Quote the full listing word for word.

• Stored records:

-- Begin --

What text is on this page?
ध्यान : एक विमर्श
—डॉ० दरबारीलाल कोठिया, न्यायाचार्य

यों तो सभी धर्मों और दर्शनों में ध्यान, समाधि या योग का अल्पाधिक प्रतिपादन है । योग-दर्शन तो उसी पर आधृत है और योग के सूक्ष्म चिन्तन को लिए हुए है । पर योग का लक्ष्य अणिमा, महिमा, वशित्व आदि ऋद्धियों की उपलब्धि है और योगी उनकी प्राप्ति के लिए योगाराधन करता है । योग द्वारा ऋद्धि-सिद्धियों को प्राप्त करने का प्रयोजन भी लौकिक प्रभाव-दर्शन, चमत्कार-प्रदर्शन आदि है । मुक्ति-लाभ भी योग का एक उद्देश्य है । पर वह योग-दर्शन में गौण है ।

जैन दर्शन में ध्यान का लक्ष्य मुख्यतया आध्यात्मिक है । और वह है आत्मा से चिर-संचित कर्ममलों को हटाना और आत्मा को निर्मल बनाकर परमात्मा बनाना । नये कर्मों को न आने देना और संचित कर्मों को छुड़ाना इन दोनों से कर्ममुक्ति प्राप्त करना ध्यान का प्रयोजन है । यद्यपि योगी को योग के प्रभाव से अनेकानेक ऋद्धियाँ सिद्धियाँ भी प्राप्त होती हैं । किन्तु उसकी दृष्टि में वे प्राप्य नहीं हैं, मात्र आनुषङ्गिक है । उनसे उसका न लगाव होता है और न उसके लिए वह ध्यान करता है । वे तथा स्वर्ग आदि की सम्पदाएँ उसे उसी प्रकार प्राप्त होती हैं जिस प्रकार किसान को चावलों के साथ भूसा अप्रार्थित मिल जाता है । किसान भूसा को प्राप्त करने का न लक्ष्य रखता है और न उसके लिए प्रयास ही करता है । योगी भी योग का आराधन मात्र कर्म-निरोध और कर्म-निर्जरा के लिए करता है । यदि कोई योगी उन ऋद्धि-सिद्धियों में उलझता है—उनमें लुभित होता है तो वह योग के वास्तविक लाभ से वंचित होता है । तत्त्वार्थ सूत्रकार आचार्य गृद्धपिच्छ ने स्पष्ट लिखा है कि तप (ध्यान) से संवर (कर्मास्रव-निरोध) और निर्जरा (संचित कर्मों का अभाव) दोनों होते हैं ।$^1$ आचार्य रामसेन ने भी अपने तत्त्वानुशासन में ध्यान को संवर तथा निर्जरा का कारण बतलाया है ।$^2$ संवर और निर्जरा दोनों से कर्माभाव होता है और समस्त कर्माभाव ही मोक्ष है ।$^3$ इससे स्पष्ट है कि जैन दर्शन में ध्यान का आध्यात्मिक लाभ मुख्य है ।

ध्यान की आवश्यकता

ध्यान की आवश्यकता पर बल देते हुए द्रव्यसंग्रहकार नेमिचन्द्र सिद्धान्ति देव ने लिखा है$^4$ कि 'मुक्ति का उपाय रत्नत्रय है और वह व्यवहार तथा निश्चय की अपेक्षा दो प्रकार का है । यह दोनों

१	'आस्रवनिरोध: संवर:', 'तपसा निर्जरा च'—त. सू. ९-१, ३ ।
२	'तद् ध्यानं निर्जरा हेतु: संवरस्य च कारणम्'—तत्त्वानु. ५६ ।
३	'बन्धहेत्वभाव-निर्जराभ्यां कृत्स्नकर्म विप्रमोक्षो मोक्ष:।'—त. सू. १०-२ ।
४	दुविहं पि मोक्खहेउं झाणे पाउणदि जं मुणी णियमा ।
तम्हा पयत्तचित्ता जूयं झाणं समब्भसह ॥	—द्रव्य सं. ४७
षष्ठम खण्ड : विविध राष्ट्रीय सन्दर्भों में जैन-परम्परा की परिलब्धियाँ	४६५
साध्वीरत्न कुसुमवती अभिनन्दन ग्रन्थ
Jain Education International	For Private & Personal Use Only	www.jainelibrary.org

-- End --

• ANSWER FOR THIS EXERCISE:
What text is on this page?
ध्यान : एक विमर्श
—डॉ० दरबारीलाल कोठिया, न्यायाचार्य

यों तो सभी धर्मों और दर्शनों में ध्यान, समाधि या योग का अल्पाधिक प्रतिपादन है । योग-दर्शन तो उसी पर आधृत है और योग के सूक्ष्म चिन्तन को लिए हुए है । पर योग का लक्ष्य अणिमा, महिमा, वशित्व आदि ऋद्धियों की उपलब्धि है और योगी उनकी प्राप्ति के लिए योगाराधन करता है । योग द्वारा ऋद्धि-सिद्धियों को प्राप्त करने का प्रयोजन भी लौकिक प्रभाव-दर्शन, चमत्कार-प्रदर्शन आदि है । मुक्ति-लाभ भी योग का एक उद्देश्य है । पर वह योग-दर्शन में गौण है ।

जैन दर्शन में ध्यान का लक्ष्य मुख्यतया आध्यात्मिक है । और वह है आत्मा से चिर-संचित कर्ममलों को हटाना और आत्मा को निर्मल बनाकर परमात्मा बनाना । नये कर्मों को न आने देना और संचित कर्मों को छुड़ाना इन दोनों से कर्ममुक्ति प्राप्त करना ध्यान का प्रयोजन है । यद्यपि योगी को योग के प्रभाव से अनेकानेक ऋद्धियाँ सिद्धियाँ भी प्राप्त होती हैं । किन्तु उसकी दृष्टि में वे प्राप्य नहीं हैं, मात्र आनुषङ्गिक है । उनसे उसका न लगाव होता है और न उसके लिए वह ध्यान करता है । वे तथा स्वर्ग आदि की सम्पदाएँ उसे उसी प्रकार प्राप्त होती हैं जिस प्रकार किसान को चावलों के साथ भूसा अप्रार्थित मिल जाता है । किसान भूसा को प्राप्त करने का न लक्ष्य रखता है और न उसके लिए प्रयास ही करता है । योगी भी योग का आराधन मात्र कर्म-निरोध और कर्म-निर्जरा के लिए करता है । यदि कोई योगी उन ऋद्धि-सिद्धियों में उलझता है—उनमें लुभित होता है तो वह योग के वास्तविक लाभ से वंचित होता है । तत्त्वार्थ सूत्रकार आचार्य गृद्धपिच्छ ने स्पष्ट लिखा है कि तप (ध्यान) से संवर (कर्मास्रव-निरोध) और निर्जरा (संचित कर्मों का अभाव) दोनों होते हैं ।$^1$ आचार्य रामसेन ने भी अपने तत्त्वानुशासन में ध्यान को संवर तथा निर्जरा का कारण बतलाया है ।$^2$ संवर और निर्जरा दोनों से कर्माभाव होता है और समस्त कर्माभाव ही मोक्ष है ।$^3$ इससे स्पष्ट है कि जैन दर्शन में ध्यान का आध्यात्मिक लाभ मुख्य है ।

ध्यान की आवश्यकता

ध्यान की आवश्यकता पर बल देते हुए द्रव्यसंग्रहकार नेमिचन्द्र सिद्धान्ति देव ने लिखा है$^4$ कि 'मुक्ति का उपाय रत्नत्रय है और वह व्यवहार तथा निश्चय की अपेक्षा दो प्रकार का है । यह दोनों

१	'आस्रवनिरोध: संवर:', 'तपसा निर्जरा च'—त. सू. ९-१, ३ ।
२	'तद् ध्यानं निर्जरा हेतु: संवरस्य च कारणम्'—तत्त्वानु. ५६ ।
३	'बन्धहेत्वभाव-निर्जराभ्यां कृत्स्नकर्म विप्रमोक्षो मोक्ष:।'—त. सू. १०-२ ।
४	दुविहं पि मोक्खहेउं झाणे पाउणदि जं मुणी णियमा ।
तम्हा पयत्तचित्ता जूयं झाणं समब्भसह ॥	—द्रव्य सं. ४७
षष्ठम खण्ड : विविध राष्ट्रीय सन्दर्भों में जैन-परम्परा की परिलब्धियाँ	४६५
साध्वीरत्न कुसुमवती अभिनन्दन ग्रन्थ
Jain Education International	For Private & Personal Use Only	www.jainelibrary.org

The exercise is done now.